**PROBLEM DESCRIPTION:** Return the records that follow, matching each one exactly.

-- begin RECORD LIST --

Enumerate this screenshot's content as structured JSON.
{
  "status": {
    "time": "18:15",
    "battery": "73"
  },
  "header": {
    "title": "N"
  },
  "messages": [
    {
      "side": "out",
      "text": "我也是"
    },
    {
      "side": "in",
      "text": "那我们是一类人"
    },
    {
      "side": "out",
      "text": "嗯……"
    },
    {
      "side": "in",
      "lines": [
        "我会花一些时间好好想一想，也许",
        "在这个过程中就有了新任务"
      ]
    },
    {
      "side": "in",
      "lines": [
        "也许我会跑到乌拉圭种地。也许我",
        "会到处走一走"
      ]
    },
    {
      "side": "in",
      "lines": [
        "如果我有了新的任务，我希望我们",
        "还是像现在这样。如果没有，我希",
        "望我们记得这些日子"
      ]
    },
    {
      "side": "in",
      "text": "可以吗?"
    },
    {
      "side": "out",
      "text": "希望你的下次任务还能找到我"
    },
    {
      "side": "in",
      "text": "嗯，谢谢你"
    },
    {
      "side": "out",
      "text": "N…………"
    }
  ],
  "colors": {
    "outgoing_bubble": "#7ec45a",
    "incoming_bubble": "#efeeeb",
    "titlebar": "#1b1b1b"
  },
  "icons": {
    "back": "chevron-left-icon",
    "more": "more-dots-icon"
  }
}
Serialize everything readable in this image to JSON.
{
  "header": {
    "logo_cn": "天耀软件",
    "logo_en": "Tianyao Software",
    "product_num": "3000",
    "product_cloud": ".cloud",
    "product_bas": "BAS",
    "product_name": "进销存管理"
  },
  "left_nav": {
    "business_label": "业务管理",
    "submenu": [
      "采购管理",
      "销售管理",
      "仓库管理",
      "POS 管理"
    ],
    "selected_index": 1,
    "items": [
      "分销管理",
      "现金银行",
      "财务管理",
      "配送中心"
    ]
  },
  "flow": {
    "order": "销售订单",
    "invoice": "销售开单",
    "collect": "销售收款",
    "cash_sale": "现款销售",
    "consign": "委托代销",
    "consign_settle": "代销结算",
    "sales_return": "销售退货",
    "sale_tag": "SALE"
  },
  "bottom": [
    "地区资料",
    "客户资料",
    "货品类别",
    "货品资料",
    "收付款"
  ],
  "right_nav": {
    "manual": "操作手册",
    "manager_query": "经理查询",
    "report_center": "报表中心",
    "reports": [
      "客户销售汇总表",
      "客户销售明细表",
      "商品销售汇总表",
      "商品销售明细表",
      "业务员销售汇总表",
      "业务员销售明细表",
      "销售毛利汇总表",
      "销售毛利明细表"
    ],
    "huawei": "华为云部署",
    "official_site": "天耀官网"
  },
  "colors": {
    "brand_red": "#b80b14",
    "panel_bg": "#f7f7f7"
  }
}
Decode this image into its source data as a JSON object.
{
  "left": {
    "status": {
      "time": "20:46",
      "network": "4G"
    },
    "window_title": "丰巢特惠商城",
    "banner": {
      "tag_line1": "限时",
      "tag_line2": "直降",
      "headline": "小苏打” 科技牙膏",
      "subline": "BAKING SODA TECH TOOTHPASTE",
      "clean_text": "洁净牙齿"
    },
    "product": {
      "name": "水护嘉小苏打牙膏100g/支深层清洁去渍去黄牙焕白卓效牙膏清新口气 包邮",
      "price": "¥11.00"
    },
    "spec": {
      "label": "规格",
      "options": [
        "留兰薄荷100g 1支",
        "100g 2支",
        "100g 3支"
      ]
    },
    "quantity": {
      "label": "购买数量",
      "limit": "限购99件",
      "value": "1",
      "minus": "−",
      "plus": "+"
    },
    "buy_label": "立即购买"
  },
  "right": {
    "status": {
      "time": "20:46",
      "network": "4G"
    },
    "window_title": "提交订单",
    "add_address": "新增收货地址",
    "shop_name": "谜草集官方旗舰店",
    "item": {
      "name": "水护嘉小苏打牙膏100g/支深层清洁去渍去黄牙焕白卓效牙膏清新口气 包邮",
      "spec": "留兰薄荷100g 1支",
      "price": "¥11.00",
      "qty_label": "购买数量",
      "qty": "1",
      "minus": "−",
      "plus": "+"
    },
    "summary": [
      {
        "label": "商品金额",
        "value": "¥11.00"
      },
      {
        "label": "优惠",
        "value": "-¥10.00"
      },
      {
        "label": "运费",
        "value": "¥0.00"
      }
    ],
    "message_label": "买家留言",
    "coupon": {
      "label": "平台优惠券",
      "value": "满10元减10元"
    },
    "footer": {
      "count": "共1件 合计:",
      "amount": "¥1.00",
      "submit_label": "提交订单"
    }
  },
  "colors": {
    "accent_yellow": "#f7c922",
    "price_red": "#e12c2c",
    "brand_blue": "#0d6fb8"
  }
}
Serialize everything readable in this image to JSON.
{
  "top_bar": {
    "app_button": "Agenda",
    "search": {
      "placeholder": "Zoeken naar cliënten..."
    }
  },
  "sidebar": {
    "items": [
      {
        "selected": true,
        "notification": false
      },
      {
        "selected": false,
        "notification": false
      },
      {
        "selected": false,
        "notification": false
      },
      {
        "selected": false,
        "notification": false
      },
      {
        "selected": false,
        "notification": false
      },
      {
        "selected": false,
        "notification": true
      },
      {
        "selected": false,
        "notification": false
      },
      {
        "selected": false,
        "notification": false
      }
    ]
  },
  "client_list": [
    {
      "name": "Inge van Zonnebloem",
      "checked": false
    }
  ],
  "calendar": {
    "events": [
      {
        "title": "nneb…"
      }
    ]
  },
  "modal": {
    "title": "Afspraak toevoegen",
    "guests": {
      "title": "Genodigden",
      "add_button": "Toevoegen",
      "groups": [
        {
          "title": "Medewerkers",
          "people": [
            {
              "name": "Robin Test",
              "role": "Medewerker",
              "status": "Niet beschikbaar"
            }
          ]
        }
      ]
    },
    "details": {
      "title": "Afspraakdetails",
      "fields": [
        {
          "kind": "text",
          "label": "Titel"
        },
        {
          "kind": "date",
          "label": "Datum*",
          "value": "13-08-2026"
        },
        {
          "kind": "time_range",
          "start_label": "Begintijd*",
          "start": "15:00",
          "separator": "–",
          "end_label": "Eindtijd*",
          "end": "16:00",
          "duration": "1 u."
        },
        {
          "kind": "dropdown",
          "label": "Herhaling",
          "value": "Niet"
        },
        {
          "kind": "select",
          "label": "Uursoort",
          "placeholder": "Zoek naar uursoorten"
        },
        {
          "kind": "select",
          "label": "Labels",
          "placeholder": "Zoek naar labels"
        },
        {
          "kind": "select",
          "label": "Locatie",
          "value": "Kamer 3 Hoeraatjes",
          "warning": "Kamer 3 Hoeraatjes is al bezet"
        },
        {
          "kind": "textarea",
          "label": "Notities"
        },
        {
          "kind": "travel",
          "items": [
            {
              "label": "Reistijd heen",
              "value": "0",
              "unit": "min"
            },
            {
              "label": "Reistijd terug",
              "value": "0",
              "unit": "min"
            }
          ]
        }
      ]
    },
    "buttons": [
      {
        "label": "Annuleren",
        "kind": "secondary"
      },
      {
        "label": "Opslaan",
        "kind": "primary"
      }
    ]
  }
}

-- end RECORD LIST --

**EXERCISE SOLUTION:**
Enumerate this screenshot's content as structured JSON.
{
  "status": {
    "time": "18:15",
    "battery": "73"
  },
  "header": {
    "title": "N"
  },
  "messages": [
    {
      "side": "out",
      "text": "我也是"
    },
    {
      "side": "in",
      "text": "那我们是一类人"
    },
    {
      "side": "out",
      "text": "嗯……"
    },
    {
      "side": "in",
      "lines": [
        "我会花一些时间好好想一想，也许",
        "在这个过程中就有了新任务"
      ]
    },
    {
      "side": "in",
      "lines": [
        "也许我会跑到乌拉圭种地。也许我",
        "会到处走一走"
      ]
    },
    {
      "side": "in",
      "lines": [
        "如果我有了新的任务，我希望我们",
        "还是像现在这样。如果没有，我希",
        "望我们记得这些日子"
      ]
    },
    {
      "side": "in",
      "text": "可以吗?"
    },
    {
      "side": "out",
      "text": "希望你的下次任务还能找到我"
    },
    {
      "side": "in",
      "text": "嗯，谢谢你"
    },
    {
      "side": "out",
      "text": "N…………"
    }
  ],
  "colors": {
    "outgoing_bubble": "#7ec45a",
    "incoming_bubble": "#efeeeb",
    "titlebar": "#1b1b1b"
  },
  "icons": {
    "back": "chevron-left-icon",
    "more": "more-dots-icon"
  }
}
Serialize everything readable in this image to JSON.
{
  "header": {
    "logo_cn": "天耀软件",
    "logo_en": "Tianyao Software",
    "product_num": "3000",
    "product_cloud": ".cloud",
    "product_bas": "BAS",
    "product_name": "进销存管理"
  },
  "left_nav": {
    "business_label": "业务管理",
    "submenu": [
      "采购管理",
      "销售管理",
      "仓库管理",
      "POS 管理"
    ],
    "selected_index": 1,
    "items": [
      "分销管理",
      "现金银行",
      "财务管理",
      "配送中心"
    ]
  },
  "flow": {
    "order": "销售订单",
    "invoice": "销售开单",
    "collect": "销售收款",
    "cash_sale": "现款销售",
    "consign": "委托代销",
    "consign_settle": "代销结算",
    "sales_return": "销售退货",
    "sale_tag": "SALE"
  },
  "bottom": [
    "地区资料",
    "客户资料",
    "货品类别",
    "货品资料",
    "收付款"
  ],
  "right_nav": {
    "manual": "操作手册",
    "manager_query": "经理查询",
    "report_center": "报表中心",
    "reports": [
      "客户销售汇总表",
      "客户销售明细表",
      "商品销售汇总表",
      "商品销售明细表",
      "业务员销售汇总表",
      "业务员销售明细表",
      "销售毛利汇总表",
      "销售毛利明细表"
    ],
    "huawei": "华为云部署",
    "official_site": "天耀官网"
  },
  "colors": {
    "brand_red": "#b80b14",
    "panel_bg": "#f7f7f7"
  }
}
Decode this image into its source data as a JSON object.
{
  "left": {
    "status": {
      "time": "20:46",
      "network": "4G"
    },
    "window_title": "丰巢特惠商城",
    "banner": {
      "tag_line1": "限时",
      "tag_line2": "直降",
      "headline": "小苏打” 科技牙膏",
      "subline": "BAKING SODA TECH TOOTHPASTE",
      "clean_text": "洁净牙齿"
    },
    "product": {
      "name": "水护嘉小苏打牙膏100g/支深层清洁去渍去黄牙焕白卓效牙膏清新口气 包邮",
      "price": "¥11.00"
    },
    "spec": {
      "label": "规格",
      "options": [
        "留兰薄荷100g 1支",
        "100g 2支",
        "100g 3支"
      ]
    },
    "quantity": {
      "label": "购买数量",
      "limit": "限购99件",
      "value": "1",
      "minus": "−",
      "plus": "+"
    },
    "buy_label": "立即购买"
  },
  "right": {
    "status": {
      "time": "20:46",
      "network": "4G"
    },
    "window_title": "提交订单",
    "add_address": "新增收货地址",
    "shop_name": "谜草集官方旗舰店",
    "item": {
      "name": "水护嘉小苏打牙膏100g/支深层清洁去渍去黄牙焕白卓效牙膏清新口气 包邮",
      "spec": "留兰薄荷100g 1支",
      "price": "¥11.00",
      "qty_label": "购买数量",
      "qty": "1",
      "minus": "−",
      "plus": "+"
    },
    "summary": [
      {
        "label": "商品金额",
        "value": "¥11.00"
      },
      {
        "label": "优惠",
        "value": "-¥10.00"
      },
      {
        "label": "运费",
        "value": "¥0.00"
      }
    ],
    "message_label": "买家留言",
    "coupon": {
      "label": "平台优惠券",
      "value": "满10元减10元"
    },
    "footer": {
      "count": "共1件 合计:",
      "amount": "¥1.00",
      "submit_label": "提交订单"
    }
  },
  "colors": {
    "accent_yellow": "#f7c922",
    "price_red": "#e12c2c",
    "brand_blue": "#0d6fb8"
  }
}
Serialize everything readable in this image to JSON.
{
  "top_bar": {
    "app_button": "Agenda",
    "search": {
      "placeholder": "Zoeken naar cliënten..."
    }
  },
  "sidebar": {
    "items": [
      {
        "selected": true,
        "notification": false
      },
      {
        "selected": false,
        "notification": false
      },
      {
        "selected": false,
        "notification": false
      },
      {
        "selected": false,
        "notification": false
      },
      {
        "selected": false,
        "notification": false
      },
      {
        "selected": false,
        "notification": true
      },
      {
        "selected": false,
        "notification": false
      },
      {
        "selected": false,
        "notification": false
      }
    ]
  },
  "client_list": [
    {
      "name": "Inge van Zonnebloem",
      "checked": false
    }
  ],
  "calendar": {
    "events": [
      {
        "title": "nneb…"
      }
    ]
  },
  "modal": {
    "title": "Afspraak toevoegen",
    "guests": {
      "title": "Genodigden",
      "add_button": "Toevoegen",
      "groups": [
        {
          "title": "Medewerkers",
          "people": [
            {
              "name": "Robin Test",
              "role": "Medewerker",
              "status": "Niet beschikbaar"
            }
          ]
        }
      ]
    },
    "details": {
      "title": "Afspraakdetails",
      "fields": [
        {
          "kind": "text",
          "label": "Titel"
        },
        {
          "kind": "date",
          "label": "Datum*",
          "value": "13-08-2026"
        },
        {
          "kind": "time_range",
          "start_label": "Begintijd*",
          "start": "15:00",
          "separator": "–",
          "end_label": "Eindtijd*",
          "end": "16:00",
          "duration": "1 u."
        },
        {
          "kind": "dropdown",
          "label": "Herhaling",
          "value": "Niet"
        },
        {
          "kind": "select",
          "label": "Uursoort",
          "placeholder": "Zoek naar uursoorten"
        },
        {
          "kind": "select",
          "label": "Labels",
          "placeholder": "Zoek naar labels"
        },
        {
          "kind": "select",
          "label": "Locatie",
          "value": "Kamer 3 Hoeraatjes",
          "warning": "Kamer 3 Hoeraatjes is al bezet"
        },
        {
          "kind": "textarea",
          "label": "Notities"
        },
        {
          "kind": "travel",
          "items": [
            {
              "label": "Reistijd heen",
              "value": "0",
              "unit": "min"
            },
            {
              "label": "Reistijd terug",
              "value": "0",
              "unit": "min"
            }
          ]
        }
      ]
    },
    "buttons": [
      {
        "label": "Annuleren",
        "kind": "secondary"
      },
      {
        "label": "Opslaan",
        "kind": "primary"
      }
    ]
  }
}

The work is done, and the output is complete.